▶ Work to do
Can you reproduce the records starting at their first line and ending at the line that contains "- bar: [569, 292, 575, 552]", swapping every "bar" for "column" and leaving everything else unchanged?

** start Dataset entries **

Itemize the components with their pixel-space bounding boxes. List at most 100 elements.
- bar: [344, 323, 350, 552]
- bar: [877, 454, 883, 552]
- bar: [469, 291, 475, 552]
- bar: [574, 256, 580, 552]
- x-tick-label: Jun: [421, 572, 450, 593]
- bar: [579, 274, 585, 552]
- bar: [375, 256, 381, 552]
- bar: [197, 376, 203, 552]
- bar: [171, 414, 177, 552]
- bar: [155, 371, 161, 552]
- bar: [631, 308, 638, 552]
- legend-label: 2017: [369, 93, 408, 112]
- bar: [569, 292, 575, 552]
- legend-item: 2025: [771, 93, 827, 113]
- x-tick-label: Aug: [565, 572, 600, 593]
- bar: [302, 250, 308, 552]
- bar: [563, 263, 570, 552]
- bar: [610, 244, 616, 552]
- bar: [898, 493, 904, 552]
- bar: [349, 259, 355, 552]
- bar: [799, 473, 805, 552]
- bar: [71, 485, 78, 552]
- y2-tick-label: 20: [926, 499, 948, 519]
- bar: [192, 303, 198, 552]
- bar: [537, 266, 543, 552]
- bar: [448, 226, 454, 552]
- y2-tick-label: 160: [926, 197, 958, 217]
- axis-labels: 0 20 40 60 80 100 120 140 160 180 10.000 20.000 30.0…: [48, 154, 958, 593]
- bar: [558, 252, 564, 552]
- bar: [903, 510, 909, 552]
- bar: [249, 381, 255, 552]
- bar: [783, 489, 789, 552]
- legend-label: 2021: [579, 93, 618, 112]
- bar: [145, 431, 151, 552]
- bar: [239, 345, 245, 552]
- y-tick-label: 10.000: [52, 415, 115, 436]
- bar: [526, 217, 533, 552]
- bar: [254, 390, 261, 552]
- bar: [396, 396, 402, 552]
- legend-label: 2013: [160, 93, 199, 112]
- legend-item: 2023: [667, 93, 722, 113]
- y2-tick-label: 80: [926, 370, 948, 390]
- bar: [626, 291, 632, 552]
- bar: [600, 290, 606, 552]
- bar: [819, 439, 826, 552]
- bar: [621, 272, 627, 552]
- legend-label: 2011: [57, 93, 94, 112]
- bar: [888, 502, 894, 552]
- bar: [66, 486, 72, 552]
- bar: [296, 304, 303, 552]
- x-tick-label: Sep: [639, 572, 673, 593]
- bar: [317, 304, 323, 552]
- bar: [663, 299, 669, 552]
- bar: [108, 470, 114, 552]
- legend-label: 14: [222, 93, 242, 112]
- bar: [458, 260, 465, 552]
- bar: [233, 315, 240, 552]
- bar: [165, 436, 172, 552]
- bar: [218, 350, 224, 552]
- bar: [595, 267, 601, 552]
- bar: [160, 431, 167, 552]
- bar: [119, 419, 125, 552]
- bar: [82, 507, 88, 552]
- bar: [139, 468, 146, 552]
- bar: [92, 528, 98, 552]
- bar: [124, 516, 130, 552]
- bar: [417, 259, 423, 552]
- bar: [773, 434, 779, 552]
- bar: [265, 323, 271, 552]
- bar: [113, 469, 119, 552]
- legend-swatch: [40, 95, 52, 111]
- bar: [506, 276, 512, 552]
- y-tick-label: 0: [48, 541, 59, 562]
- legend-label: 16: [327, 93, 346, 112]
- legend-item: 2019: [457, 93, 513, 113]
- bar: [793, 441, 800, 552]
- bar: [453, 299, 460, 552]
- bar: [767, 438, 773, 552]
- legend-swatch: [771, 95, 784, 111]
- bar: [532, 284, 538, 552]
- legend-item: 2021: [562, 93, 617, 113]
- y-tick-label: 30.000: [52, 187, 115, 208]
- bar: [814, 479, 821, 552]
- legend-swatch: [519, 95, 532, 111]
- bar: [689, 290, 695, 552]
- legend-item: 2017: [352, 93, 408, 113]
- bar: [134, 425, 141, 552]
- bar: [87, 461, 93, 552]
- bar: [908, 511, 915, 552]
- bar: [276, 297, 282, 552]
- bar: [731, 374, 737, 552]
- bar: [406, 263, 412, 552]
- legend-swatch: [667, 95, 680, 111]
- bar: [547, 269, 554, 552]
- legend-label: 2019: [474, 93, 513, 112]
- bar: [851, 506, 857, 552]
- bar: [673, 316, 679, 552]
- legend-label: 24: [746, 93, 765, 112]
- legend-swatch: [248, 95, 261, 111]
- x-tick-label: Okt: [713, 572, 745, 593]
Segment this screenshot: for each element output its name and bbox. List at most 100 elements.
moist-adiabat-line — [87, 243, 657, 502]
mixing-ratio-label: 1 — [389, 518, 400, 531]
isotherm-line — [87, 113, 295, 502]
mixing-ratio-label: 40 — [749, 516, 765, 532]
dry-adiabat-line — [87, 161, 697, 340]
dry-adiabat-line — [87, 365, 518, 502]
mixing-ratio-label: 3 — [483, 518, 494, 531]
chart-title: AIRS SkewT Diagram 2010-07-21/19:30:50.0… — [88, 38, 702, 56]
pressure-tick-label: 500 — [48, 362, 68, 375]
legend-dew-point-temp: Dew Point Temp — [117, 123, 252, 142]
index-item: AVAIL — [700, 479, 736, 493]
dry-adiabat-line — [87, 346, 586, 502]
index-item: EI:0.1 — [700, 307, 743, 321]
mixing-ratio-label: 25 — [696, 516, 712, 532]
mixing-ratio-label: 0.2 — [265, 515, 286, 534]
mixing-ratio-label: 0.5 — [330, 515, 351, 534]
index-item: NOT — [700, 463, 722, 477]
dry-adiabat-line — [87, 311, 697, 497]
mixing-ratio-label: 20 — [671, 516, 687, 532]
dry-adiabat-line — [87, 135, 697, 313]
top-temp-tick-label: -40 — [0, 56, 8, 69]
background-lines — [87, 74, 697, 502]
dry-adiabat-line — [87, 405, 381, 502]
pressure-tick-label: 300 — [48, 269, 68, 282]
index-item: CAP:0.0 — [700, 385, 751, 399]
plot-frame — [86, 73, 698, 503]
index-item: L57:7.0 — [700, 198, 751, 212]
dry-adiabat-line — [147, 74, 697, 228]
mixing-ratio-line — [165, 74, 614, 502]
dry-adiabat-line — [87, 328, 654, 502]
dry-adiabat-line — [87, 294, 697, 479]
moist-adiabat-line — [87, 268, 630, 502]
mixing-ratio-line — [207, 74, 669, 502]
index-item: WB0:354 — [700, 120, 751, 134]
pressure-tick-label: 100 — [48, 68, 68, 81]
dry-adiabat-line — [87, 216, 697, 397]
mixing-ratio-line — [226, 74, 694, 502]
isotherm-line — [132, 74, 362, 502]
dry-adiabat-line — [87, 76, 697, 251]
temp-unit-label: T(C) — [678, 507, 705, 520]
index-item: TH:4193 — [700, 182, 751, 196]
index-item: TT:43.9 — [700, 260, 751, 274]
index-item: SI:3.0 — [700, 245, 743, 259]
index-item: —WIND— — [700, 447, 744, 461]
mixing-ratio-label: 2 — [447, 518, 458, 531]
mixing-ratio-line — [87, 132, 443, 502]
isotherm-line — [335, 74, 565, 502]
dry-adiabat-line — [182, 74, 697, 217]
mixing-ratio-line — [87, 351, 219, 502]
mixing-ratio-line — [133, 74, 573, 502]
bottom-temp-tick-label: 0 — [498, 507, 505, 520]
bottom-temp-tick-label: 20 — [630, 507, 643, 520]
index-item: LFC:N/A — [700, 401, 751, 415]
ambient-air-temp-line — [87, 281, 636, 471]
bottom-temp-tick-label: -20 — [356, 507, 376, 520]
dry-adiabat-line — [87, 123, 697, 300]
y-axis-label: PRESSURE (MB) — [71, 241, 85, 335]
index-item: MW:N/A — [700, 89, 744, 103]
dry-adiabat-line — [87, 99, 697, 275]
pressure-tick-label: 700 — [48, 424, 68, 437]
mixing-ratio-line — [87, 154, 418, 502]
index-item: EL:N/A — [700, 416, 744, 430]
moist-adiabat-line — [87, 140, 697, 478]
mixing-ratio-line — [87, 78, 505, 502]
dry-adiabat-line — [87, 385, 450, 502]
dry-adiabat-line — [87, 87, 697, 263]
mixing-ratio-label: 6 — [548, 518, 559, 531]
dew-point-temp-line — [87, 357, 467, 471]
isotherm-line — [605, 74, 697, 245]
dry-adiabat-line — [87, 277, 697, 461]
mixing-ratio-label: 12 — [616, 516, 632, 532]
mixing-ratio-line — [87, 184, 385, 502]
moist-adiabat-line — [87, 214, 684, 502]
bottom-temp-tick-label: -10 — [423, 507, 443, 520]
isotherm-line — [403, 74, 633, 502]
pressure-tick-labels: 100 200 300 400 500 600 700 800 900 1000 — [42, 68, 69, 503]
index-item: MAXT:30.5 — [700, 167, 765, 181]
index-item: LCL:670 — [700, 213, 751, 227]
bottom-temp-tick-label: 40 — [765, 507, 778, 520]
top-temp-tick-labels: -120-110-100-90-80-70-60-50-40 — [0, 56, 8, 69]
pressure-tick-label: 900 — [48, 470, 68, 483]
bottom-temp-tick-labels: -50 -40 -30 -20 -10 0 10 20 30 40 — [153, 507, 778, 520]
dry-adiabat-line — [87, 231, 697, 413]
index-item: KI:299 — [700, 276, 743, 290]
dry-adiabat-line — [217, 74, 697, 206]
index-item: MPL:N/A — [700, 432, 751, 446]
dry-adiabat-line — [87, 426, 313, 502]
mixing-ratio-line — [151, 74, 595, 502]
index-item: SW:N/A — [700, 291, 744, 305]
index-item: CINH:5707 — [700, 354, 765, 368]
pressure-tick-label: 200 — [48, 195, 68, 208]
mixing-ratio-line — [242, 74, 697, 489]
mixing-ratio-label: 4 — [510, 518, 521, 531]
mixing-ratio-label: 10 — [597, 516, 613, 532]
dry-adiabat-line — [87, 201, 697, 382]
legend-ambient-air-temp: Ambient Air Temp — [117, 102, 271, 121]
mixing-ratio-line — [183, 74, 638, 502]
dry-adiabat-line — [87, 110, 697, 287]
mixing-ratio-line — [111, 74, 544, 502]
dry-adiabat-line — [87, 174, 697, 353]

** end Dataset entries **

▶ Expected output
Itemize the components with their pixel-space bounding boxes. List at most 100 elements.
- column: [344, 323, 350, 552]
- column: [877, 454, 883, 552]
- column: [469, 291, 475, 552]
- column: [574, 256, 580, 552]
- x-tick-label: Jun: [421, 572, 450, 593]
- column: [579, 274, 585, 552]
- column: [375, 256, 381, 552]
- column: [197, 376, 203, 552]
- column: [171, 414, 177, 552]
- column: [155, 371, 161, 552]
- column: [631, 308, 638, 552]
- legend-label: 2017: [369, 93, 408, 112]
- column: [569, 292, 575, 552]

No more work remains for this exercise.